SET PROBLEM | Retype the data below without altering anything.

_ _ _

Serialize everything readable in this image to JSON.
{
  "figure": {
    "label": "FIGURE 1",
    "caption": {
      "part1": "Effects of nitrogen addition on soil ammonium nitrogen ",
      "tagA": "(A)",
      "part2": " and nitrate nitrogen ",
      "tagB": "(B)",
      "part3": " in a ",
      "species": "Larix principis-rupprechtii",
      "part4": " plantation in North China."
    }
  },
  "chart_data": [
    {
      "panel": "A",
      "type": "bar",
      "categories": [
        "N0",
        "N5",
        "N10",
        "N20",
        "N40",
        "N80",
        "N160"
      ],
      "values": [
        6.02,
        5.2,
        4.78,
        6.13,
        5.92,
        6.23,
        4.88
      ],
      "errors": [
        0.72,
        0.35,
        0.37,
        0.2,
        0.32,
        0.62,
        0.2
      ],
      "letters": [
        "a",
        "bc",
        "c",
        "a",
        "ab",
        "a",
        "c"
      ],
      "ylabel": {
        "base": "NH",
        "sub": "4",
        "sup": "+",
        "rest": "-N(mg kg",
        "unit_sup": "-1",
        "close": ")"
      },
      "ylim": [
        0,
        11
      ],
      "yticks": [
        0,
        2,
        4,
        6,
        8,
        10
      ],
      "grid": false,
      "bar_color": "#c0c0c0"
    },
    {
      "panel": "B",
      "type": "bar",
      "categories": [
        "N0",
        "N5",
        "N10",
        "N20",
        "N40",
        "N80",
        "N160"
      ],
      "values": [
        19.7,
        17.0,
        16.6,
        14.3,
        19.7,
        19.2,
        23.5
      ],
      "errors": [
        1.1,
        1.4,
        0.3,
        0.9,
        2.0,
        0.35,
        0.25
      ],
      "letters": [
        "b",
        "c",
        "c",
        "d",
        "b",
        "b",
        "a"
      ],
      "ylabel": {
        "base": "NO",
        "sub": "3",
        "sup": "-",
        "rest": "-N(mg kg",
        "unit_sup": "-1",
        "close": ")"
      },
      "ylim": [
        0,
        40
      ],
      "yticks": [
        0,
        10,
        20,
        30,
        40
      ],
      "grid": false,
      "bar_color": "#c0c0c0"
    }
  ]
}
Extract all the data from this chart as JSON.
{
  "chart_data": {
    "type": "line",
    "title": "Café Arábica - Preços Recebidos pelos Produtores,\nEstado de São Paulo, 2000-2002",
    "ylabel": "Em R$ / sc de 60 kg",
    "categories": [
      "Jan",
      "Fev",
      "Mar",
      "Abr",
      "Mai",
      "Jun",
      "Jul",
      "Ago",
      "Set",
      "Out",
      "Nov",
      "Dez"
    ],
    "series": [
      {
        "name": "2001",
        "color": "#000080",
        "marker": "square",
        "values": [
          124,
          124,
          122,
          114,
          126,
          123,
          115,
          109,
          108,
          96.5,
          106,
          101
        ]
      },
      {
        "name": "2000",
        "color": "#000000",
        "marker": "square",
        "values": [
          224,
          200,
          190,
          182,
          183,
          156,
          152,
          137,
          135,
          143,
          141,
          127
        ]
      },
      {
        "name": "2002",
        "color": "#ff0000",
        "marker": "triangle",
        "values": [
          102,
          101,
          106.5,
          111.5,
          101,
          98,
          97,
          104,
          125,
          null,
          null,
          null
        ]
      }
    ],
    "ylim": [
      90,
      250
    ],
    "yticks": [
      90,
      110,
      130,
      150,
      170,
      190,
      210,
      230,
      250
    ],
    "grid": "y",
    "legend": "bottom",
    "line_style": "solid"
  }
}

_ _ _

RESPONSE TO THE EXERCISE |
Serialize everything readable in this image to JSON.
{
  "figure": {
    "label": "FIGURE 1",
    "caption": {
      "part1": "Effects of nitrogen addition on soil ammonium nitrogen ",
      "tagA": "(A)",
      "part2": " and nitrate nitrogen ",
      "tagB": "(B)",
      "part3": " in a ",
      "species": "Larix principis-rupprechtii",
      "part4": " plantation in North China."
    }
  },
  "chart_data": [
    {
      "panel": "A",
      "type": "bar",
      "categories": [
        "N0",
        "N5",
        "N10",
        "N20",
        "N40",
        "N80",
        "N160"
      ],
      "values": [
        6.02,
        5.2,
        4.78,
        6.13,
        5.92,
        6.23,
        4.88
      ],
      "errors": [
        0.72,
        0.35,
        0.37,
        0.2,
        0.32,
        0.62,
        0.2
      ],
      "letters": [
        "a",
        "bc",
        "c",
        "a",
        "ab",
        "a",
        "c"
      ],
      "ylabel": {
        "base": "NH",
        "sub": "4",
        "sup": "+",
        "rest": "-N(mg kg",
        "unit_sup": "-1",
        "close": ")"
      },
      "ylim": [
        0,
        11
      ],
      "yticks": [
        0,
        2,
        4,
        6,
        8,
        10
      ],
      "grid": false,
      "bar_color": "#c0c0c0"
    },
    {
      "panel": "B",
      "type": "bar",
      "categories": [
        "N0",
        "N5",
        "N10",
        "N20",
        "N40",
        "N80",
        "N160"
      ],
      "values": [
        19.7,
        17.0,
        16.6,
        14.3,
        19.7,
        19.2,
        23.5
      ],
      "errors": [
        1.1,
        1.4,
        0.3,
        0.9,
        2.0,
        0.35,
        0.25
      ],
      "letters": [
        "b",
        "c",
        "c",
        "d",
        "b",
        "b",
        "a"
      ],
      "ylabel": {
        "base": "NO",
        "sub": "3",
        "sup": "-",
        "rest": "-N(mg kg",
        "unit_sup": "-1",
        "close": ")"
      },
      "ylim": [
        0,
        40
      ],
      "yticks": [
        0,
        10,
        20,
        30,
        40
      ],
      "grid": false,
      "bar_color": "#c0c0c0"
    }
  ]
}
Extract all the data from this chart as JSON.
{
  "chart_data": {
    "type": "line",
    "title": "Café Arábica - Preços Recebidos pelos Produtores,\nEstado de São Paulo, 2000-2002",
    "ylabel": "Em R$ / sc de 60 kg",
    "categories": [
      "Jan",
      "Fev",
      "Mar",
      "Abr",
      "Mai",
      "Jun",
      "Jul",
      "Ago",
      "Set",
      "Out",
      "Nov",
      "Dez"
    ],
    "series": [
      {
        "name": "2001",
        "color": "#000080",
        "marker": "square",
        "values": [
          124,
          124,
          122,
          114,
          126,
          123,
          115,
          109,
          108,
          96.5,
          106,
          101
        ]
      },
      {
        "name": "2000",
        "color": "#000000",
        "marker": "square",
        "values": [
          224,
          200,
          190,
          182,
          183,
          156,
          152,
          137,
          135,
          143,
          141,
          127
        ]
      },
      {
        "name": "2002",
        "color": "#ff0000",
        "marker": "triangle",
        "values": [
          102,
          101,
          106.5,
          111.5,
          101,
          98,
          97,
          104,
          125,
          null,
          null,
          null
        ]
      }
    ],
    "ylim": [
      90,
      250
    ],
    "yticks": [
      90,
      110,
      130,
      150,
      170,
      190,
      210,
      230,
      250
    ],
    "grid": "y",
    "legend": "bottom",
    "line_style": "solid"
  }
}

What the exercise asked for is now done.